--- TO BE DONE ---
Look through the data below and return each line where "their" appears.

--- Extracted data entries ---
▬▬▬
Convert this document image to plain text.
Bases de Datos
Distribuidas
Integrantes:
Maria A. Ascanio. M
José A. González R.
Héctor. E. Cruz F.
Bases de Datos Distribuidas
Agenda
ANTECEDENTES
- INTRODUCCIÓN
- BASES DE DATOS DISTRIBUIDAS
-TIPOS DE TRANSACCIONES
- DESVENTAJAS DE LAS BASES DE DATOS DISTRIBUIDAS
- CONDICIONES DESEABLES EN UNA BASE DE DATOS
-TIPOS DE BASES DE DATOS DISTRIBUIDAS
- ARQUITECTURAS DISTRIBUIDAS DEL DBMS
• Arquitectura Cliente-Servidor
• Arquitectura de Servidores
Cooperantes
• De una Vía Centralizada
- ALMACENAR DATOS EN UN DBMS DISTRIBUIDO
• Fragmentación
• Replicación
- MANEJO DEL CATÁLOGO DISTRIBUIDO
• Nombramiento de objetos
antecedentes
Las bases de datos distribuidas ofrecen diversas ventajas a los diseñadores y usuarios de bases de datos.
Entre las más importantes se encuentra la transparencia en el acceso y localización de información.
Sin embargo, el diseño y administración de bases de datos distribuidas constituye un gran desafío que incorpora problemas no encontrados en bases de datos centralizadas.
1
▬▬▬
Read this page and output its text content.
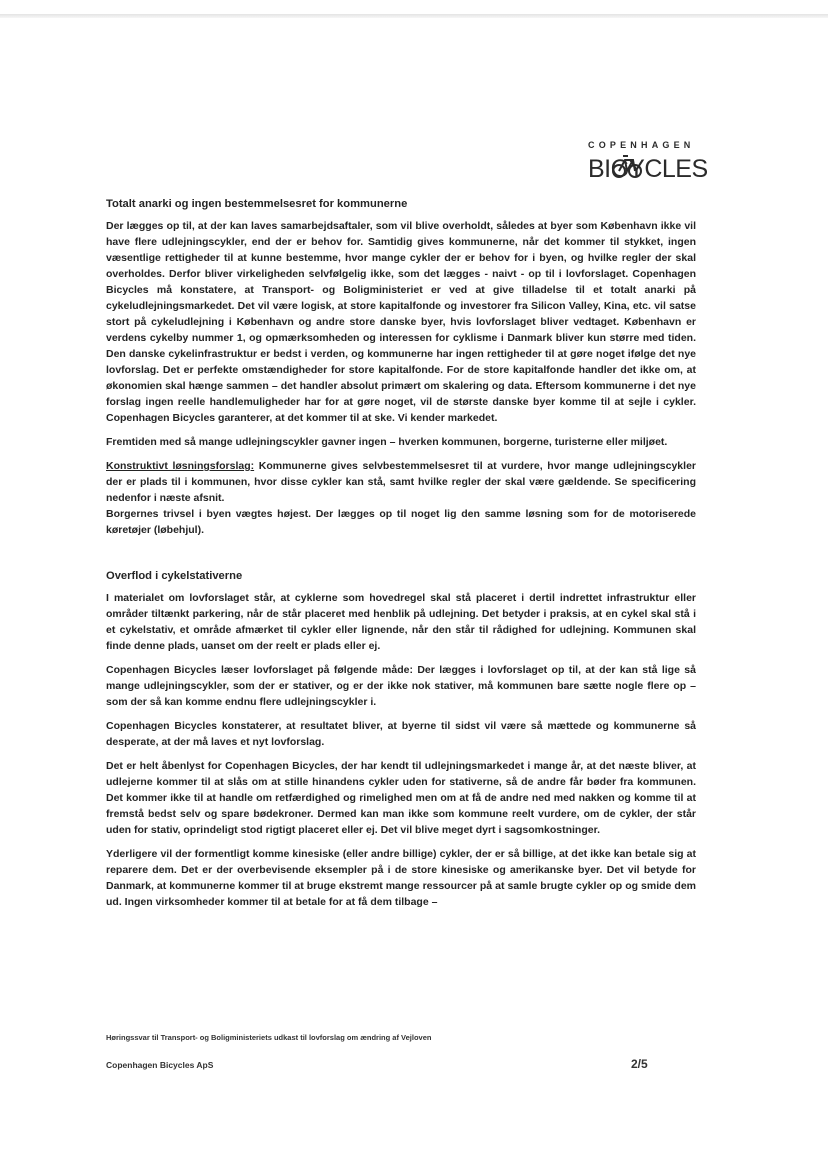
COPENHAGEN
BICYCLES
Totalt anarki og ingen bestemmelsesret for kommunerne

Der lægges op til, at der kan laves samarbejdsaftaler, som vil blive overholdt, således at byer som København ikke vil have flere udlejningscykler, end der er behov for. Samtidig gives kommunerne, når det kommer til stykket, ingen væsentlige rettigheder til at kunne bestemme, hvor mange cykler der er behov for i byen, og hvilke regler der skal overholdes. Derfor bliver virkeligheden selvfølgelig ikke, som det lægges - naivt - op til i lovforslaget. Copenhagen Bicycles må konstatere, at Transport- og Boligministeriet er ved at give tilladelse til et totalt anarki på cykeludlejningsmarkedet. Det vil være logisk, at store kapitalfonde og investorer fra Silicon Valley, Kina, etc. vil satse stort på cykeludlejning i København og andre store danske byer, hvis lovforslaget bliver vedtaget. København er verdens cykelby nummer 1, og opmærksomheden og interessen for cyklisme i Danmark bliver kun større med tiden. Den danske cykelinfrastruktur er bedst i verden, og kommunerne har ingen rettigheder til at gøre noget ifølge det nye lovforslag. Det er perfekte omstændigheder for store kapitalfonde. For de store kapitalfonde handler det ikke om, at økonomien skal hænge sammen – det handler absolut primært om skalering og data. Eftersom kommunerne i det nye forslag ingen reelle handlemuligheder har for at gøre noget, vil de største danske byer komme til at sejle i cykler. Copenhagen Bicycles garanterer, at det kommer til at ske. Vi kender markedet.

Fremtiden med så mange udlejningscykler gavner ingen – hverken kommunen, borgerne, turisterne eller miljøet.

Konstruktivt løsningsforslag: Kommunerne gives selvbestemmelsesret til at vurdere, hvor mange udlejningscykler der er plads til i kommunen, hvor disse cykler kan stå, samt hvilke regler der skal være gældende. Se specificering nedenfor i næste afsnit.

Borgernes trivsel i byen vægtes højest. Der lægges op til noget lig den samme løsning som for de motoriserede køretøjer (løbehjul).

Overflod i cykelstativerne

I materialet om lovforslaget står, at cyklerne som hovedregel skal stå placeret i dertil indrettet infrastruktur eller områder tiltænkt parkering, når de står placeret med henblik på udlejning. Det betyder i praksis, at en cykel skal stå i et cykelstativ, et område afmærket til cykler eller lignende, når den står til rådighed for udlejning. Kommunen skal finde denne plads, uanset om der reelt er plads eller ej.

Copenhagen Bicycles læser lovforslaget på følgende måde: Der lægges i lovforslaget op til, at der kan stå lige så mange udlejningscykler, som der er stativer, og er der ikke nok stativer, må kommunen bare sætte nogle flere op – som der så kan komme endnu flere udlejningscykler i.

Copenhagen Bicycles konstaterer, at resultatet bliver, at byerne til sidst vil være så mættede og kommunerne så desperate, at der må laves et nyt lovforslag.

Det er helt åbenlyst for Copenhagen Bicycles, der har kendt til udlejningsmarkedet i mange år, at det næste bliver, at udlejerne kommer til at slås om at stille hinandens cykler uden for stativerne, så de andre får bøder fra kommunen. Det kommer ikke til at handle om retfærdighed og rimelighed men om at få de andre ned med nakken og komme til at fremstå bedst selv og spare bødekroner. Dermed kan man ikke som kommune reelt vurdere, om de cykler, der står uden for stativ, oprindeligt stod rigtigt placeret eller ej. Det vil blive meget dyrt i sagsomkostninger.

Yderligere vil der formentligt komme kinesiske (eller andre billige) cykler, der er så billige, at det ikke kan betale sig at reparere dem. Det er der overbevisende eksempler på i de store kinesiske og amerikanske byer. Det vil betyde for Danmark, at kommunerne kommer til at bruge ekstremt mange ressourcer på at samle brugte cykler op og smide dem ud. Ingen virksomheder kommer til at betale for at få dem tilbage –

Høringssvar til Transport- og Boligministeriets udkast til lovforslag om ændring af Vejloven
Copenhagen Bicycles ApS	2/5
▬▬▬
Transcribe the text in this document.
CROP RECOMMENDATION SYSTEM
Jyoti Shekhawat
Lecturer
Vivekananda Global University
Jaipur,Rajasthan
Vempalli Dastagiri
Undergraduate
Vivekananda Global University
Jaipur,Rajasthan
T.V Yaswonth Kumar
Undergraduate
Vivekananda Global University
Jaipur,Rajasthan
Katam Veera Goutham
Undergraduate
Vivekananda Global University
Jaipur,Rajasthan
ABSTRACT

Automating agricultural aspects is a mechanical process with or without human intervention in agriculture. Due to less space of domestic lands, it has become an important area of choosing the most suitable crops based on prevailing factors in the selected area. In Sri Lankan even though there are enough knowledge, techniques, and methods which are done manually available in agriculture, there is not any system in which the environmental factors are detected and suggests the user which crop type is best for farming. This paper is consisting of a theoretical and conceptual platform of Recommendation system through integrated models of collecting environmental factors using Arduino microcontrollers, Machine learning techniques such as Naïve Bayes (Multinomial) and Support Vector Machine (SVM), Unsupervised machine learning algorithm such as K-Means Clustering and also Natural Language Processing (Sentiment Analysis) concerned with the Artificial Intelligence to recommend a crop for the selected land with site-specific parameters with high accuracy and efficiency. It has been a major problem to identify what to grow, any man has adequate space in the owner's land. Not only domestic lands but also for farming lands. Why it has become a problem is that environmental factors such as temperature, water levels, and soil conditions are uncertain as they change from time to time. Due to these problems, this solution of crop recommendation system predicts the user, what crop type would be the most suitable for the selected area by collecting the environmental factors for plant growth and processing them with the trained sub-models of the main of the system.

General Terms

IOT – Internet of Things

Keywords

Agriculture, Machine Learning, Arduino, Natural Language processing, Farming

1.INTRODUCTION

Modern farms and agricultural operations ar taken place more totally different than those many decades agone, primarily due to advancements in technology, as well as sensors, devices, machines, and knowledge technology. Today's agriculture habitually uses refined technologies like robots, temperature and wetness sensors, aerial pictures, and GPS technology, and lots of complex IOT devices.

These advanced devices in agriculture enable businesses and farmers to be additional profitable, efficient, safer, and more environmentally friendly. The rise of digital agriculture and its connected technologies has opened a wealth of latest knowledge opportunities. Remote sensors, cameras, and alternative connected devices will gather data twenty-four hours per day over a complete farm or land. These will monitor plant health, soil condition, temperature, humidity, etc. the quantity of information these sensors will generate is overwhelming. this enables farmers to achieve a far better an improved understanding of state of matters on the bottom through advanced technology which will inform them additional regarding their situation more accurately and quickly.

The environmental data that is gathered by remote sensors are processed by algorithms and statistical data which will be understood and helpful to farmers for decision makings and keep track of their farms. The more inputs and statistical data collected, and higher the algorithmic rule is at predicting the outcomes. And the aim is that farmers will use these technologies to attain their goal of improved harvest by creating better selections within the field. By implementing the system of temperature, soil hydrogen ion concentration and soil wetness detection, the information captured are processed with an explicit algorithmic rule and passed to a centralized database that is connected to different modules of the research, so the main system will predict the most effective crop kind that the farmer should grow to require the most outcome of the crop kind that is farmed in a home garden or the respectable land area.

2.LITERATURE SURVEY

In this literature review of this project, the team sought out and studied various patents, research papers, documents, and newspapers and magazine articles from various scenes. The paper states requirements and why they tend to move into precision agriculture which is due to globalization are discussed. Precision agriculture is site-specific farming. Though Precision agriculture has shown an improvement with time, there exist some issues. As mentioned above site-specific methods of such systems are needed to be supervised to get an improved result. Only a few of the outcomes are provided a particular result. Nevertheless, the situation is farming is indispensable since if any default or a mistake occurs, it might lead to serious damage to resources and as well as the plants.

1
▬▬▬
--- SOLUTION FOR THIS EXERCISE ---
These advanced devices in agriculture enable businesses and farmers to be additional profitable, efficient, safer, and more environmentally friendly. The rise of digital agriculture and its connected technologies has opened a wealth of latest knowledge opportunities. Remote sensors, cameras, and alternative connected devices will gather data twenty-four hours per day over a complete farm or land. These will monitor plant health, soil condition, temperature, humidity, etc. the quantity of information these sensors will generate is overwhelming. this enables farmers to achieve a far better an improved understanding of state of matters on the bottom through advanced technology which will inform them additional regarding their situation more accurately and quickly.
The environmental data that is gathered by remote sensors are processed by algorithms and statistical data which will be understood and helpful to farmers for decision makings and keep track of their farms. The more inputs and statistical data collected, and higher the algorithmic rule is at predicting the outcomes. And the aim is that farmers will use these technologies to attain their goal of improved harvest by creating better selections within the field. By implementing the system of temperature, soil hydrogen ion concentration and soil wetness detection, the information captured are processed with an explicit algorithmic rule and passed to a centralized database that is connected to different modules of the research, so the main system will predict the most effective crop kind that the farmer should grow to require the most outcome of the crop kind that is farmed in a home garden or the respectable land area.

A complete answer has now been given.